▶ Task directions
Transcribe the whole listing below without changing a word, but leave out every image.

[Dataset items]
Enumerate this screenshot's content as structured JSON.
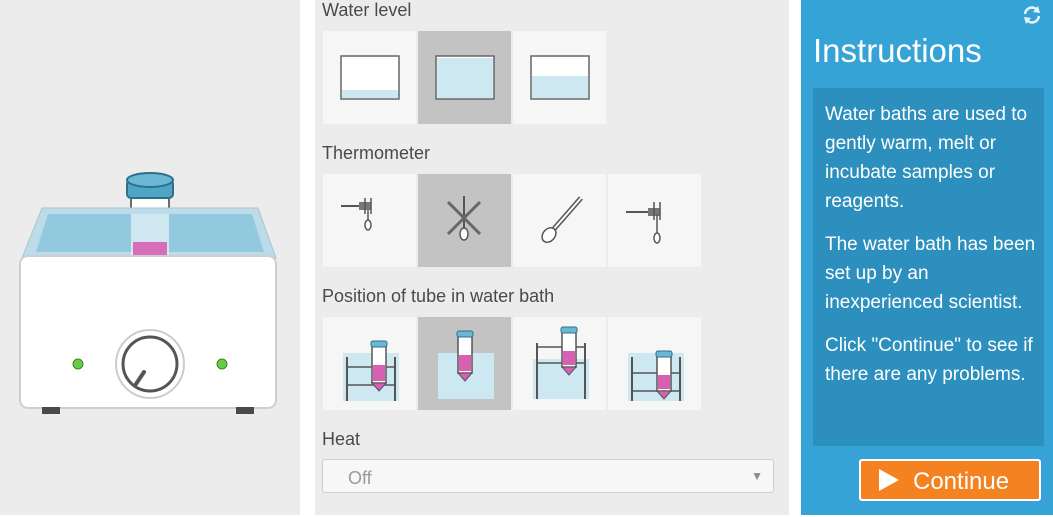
{
  "sections": {
    "water_level": {
      "title": "Water level",
      "options": [
        "low",
        "medium",
        "high"
      ],
      "selected": 1
    },
    "thermometer": {
      "title": "Thermometer",
      "options": [
        "thermometer-clamped-short",
        "no-thermometer",
        "thermometer-loose",
        "thermometer-clamped-deep"
      ],
      "selected": 1
    },
    "tube_position": {
      "title": "Position of tube in water bath",
      "options": [
        "tube-in-rack-high",
        "tube-floating",
        "tube-raised-above-rack",
        "tube-in-rack-low"
      ],
      "selected": 1
    },
    "heat": {
      "title": "Heat",
      "value": "Off"
    }
  },
  "instructions": {
    "title": "Instructions",
    "paragraphs": [
      "Water baths are used to gently warm, melt or incubate samples or reagents.",
      "The water bath has been set up by an inexperienced scientist.",
      "Click \"Continue\" to see if there are any problems."
    ]
  },
  "continue_label": "Continue",
  "icons": {
    "refresh": "refresh-icon",
    "play": "play-icon",
    "dropdown": "chevron-down-icon"
  },
  "colors": {
    "accent_blue": "#35a3d5",
    "instruction_box": "#2c8fbd",
    "continue_orange": "#f58220",
    "water": "#cde8f0",
    "sample_pink": "#d85fb2"
  }
}
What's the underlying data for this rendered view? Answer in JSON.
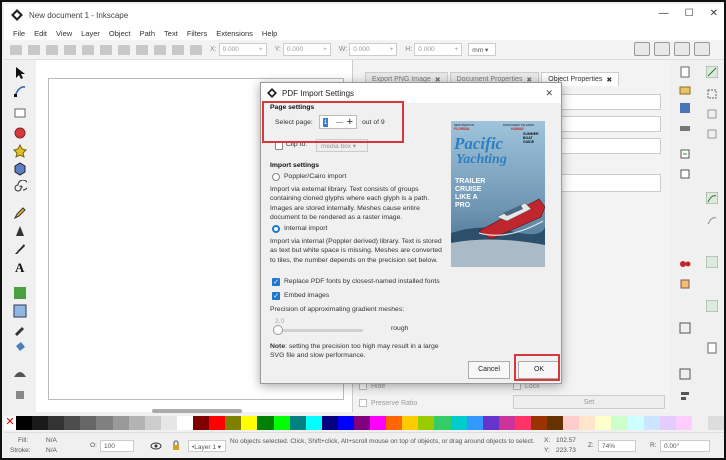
{
  "window": {
    "title": "New document 1 - Inkscape",
    "minimize_glyph": "—",
    "maximize_glyph": "☐",
    "close_glyph": "✕"
  },
  "menu": [
    "File",
    "Edit",
    "View",
    "Layer",
    "Object",
    "Path",
    "Text",
    "Filters",
    "Extensions",
    "Help"
  ],
  "toolbar": {
    "x_label": "X:",
    "y_label": "Y:",
    "w_label": "W:",
    "h_label": "H:",
    "x_value": "0.000",
    "y_value": "0.000",
    "w_value": "0.000",
    "h_value": "0.000",
    "units": "mm"
  },
  "panel": {
    "tabs": [
      {
        "label": "Export PNG Image",
        "close": "✖"
      },
      {
        "label": "Document Properties",
        "close": "✖"
      },
      {
        "label": "Object Properties",
        "close": "✖"
      }
    ],
    "hide_label": "Hide",
    "lock_label": "Lock",
    "preserve_ratio_label": "Preserve Ratio",
    "set_button": "Set"
  },
  "dialog": {
    "title": "PDF Import Settings",
    "close_glyph": "✕",
    "page_settings_heading": "Page settings",
    "select_page_label": "Select page:",
    "page_value": "1",
    "page_out_of": "out of 9",
    "clip_to_label": "Clip to:",
    "clip_to_value": "media box",
    "import_settings_heading": "Import settings",
    "poppler_cairo_label": "Poppler/Cairo import",
    "poppler_cairo_desc": "Import via external library. Text consists of groups containing cloned glyphs where each glyph is a path. Images are stored internally. Meshes cause entire document to be rendered as a raster image.",
    "internal_import_label": "Internal import",
    "internal_import_desc": "Import via internal (Poppler derived) library. Text is stored as text but white space is missing. Meshes are converted to tiles, the number depends on the precision set below.",
    "replace_fonts_label": "Replace PDF fonts by closest-named installed fonts",
    "embed_images_label": "Embed images",
    "precision_label": "Precision of approximating gradient meshes:",
    "precision_value": "2.0",
    "precision_level_text": "rough",
    "note_bold": "Note",
    "note_text": ": setting the precision too high may result in a large SVG file and slow performance.",
    "cancel_label": "Cancel",
    "ok_label": "OK"
  },
  "cover": {
    "top_left_1": "DESTINATION",
    "top_left_2": "FLORIDA",
    "top_right_1": "DISCOVERY ISLANDS",
    "top_right_2": "HAWAII",
    "title_line_1": "Pacific",
    "title_line_2": "Yachting",
    "side_line_1": "SUMMER",
    "side_line_2": "BOAT",
    "side_line_3": "GUIDE",
    "headline_1": "TRAILER",
    "headline_2": "CRUISE",
    "headline_3": "LIKE A",
    "headline_4": "PRO"
  },
  "status": {
    "fill_label": "Fill:",
    "fill_value": "N/A",
    "stroke_label": "Stroke:",
    "stroke_value": "N/A",
    "opacity_label": "O:",
    "opacity_value": "100",
    "layer_name": "•Layer 1",
    "message": "No objects selected. Click, Shift+click, Alt+scroll mouse on top of objects, or drag around objects to select.",
    "x_label": "X:",
    "x_value": "102.57",
    "y_label": "Y:",
    "y_value": "223.73",
    "zoom_label": "Z:",
    "zoom_value": "74%",
    "rotate_label": "R:",
    "rotate_value": "0.00°"
  },
  "colors": {
    "highlight_box": "#d6393a",
    "accent_blue": "#1e78d0",
    "cover_blue": "#2f7fc0",
    "cover_red": "#c0262d"
  }
}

▶ Answer for the task
Enumerate this screenshot's content as structured JSON.
{
  "sections": {
    "water_level": {
      "title": "Water level",
      "options": [
        "low",
        "medium",
        "high"
      ],
      "selected": 1
    },
    "thermometer": {
      "title": "Thermometer",
      "options": [
        "thermometer-clamped-short",
        "no-thermometer",
        "thermometer-loose",
        "thermometer-clamped-deep"
      ],
      "selected": 1
    },
    "tube_position": {
      "title": "Position of tube in water bath",
      "options": [
        "tube-in-rack-high",
        "tube-floating",
        "tube-raised-above-rack",
        "tube-in-rack-low"
      ],
      "selected": 1
    },
    "heat": {
      "title": "Heat",
      "value": "Off"
    }
  },
  "instructions": {
    "title": "Instructions",
    "paragraphs": [
      "Water baths are used to gently warm, melt or incubate samples or reagents.",
      "The water bath has been set up by an inexperienced scientist.",
      "Click \"Continue\" to see if there are any problems."
    ]
  },
  "continue_label": "Continue",
  "icons": {
    "refresh": "refresh-icon",
    "play": "play-icon",
    "dropdown": "chevron-down-icon"
  },
  "colors": {
    "accent_blue": "#35a3d5",
    "instruction_box": "#2c8fbd",
    "continue_orange": "#f58220",
    "water": "#cde8f0",
    "sample_pink": "#d85fb2"
  }
}
What's the underlying data for this rendered view? Answer in JSON.
{
  "window": {
    "title": "New document 1 - Inkscape",
    "minimize_glyph": "—",
    "maximize_glyph": "☐",
    "close_glyph": "✕"
  },
  "menu": [
    "File",
    "Edit",
    "View",
    "Layer",
    "Object",
    "Path",
    "Text",
    "Filters",
    "Extensions",
    "Help"
  ],
  "toolbar": {
    "x_label": "X:",
    "y_label": "Y:",
    "w_label": "W:",
    "h_label": "H:",
    "x_value": "0.000",
    "y_value": "0.000",
    "w_value": "0.000",
    "h_value": "0.000",
    "units": "mm"
  },
  "panel": {
    "tabs": [
      {
        "label": "Export PNG Image",
        "close": "✖"
      },
      {
        "label": "Document Properties",
        "close": "✖"
      },
      {
        "label": "Object Properties",
        "close": "✖"
      }
    ],
    "hide_label": "Hide",
    "lock_label": "Lock",
    "preserve_ratio_label": "Preserve Ratio",
    "set_button": "Set"
  },
  "dialog": {
    "title": "PDF Import Settings",
    "close_glyph": "✕",
    "page_settings_heading": "Page settings",
    "select_page_label": "Select page:",
    "page_value": "1",
    "page_out_of": "out of 9",
    "clip_to_label": "Clip to:",
    "clip_to_value": "media box",
    "import_settings_heading": "Import settings",
    "poppler_cairo_label": "Poppler/Cairo import",
    "poppler_cairo_desc": "Import via external library. Text consists of groups containing cloned glyphs where each glyph is a path. Images are stored internally. Meshes cause entire document to be rendered as a raster image.",
    "internal_import_label": "Internal import",
    "internal_import_desc": "Import via internal (Poppler derived) library. Text is stored as text but white space is missing. Meshes are converted to tiles, the number depends on the precision set below.",
    "replace_fonts_label": "Replace PDF fonts by closest-named installed fonts",
    "embed_images_label": "Embed images",
    "precision_label": "Precision of approximating gradient meshes:",
    "precision_value": "2.0",
    "precision_level_text": "rough",
    "note_bold": "Note",
    "note_text": ": setting the precision too high may result in a large SVG file and slow performance.",
    "cancel_label": "Cancel",
    "ok_label": "OK"
  },
  "cover": {
    "top_left_1": "DESTINATION",
    "top_left_2": "FLORIDA",
    "top_right_1": "DISCOVERY ISLANDS",
    "top_right_2": "HAWAII",
    "title_line_1": "Pacific",
    "title_line_2": "Yachting",
    "side_line_1": "SUMMER",
    "side_line_2": "BOAT",
    "side_line_3": "GUIDE",
    "headline_1": "TRAILER",
    "headline_2": "CRUISE",
    "headline_3": "LIKE A",
    "headline_4": "PRO"
  },
  "status": {
    "fill_label": "Fill:",
    "fill_value": "N/A",
    "stroke_label": "Stroke:",
    "stroke_value": "N/A",
    "opacity_label": "O:",
    "opacity_value": "100",
    "layer_name": "•Layer 1",
    "message": "No objects selected. Click, Shift+click, Alt+scroll mouse on top of objects, or drag around objects to select.",
    "x_label": "X:",
    "x_value": "102.57",
    "y_label": "Y:",
    "y_value": "223.73",
    "zoom_label": "Z:",
    "zoom_value": "74%",
    "rotate_label": "R:",
    "rotate_value": "0.00°"
  },
  "colors": {
    "highlight_box": "#d6393a",
    "accent_blue": "#1e78d0",
    "cover_blue": "#2f7fc0",
    "cover_red": "#c0262d"
  }
}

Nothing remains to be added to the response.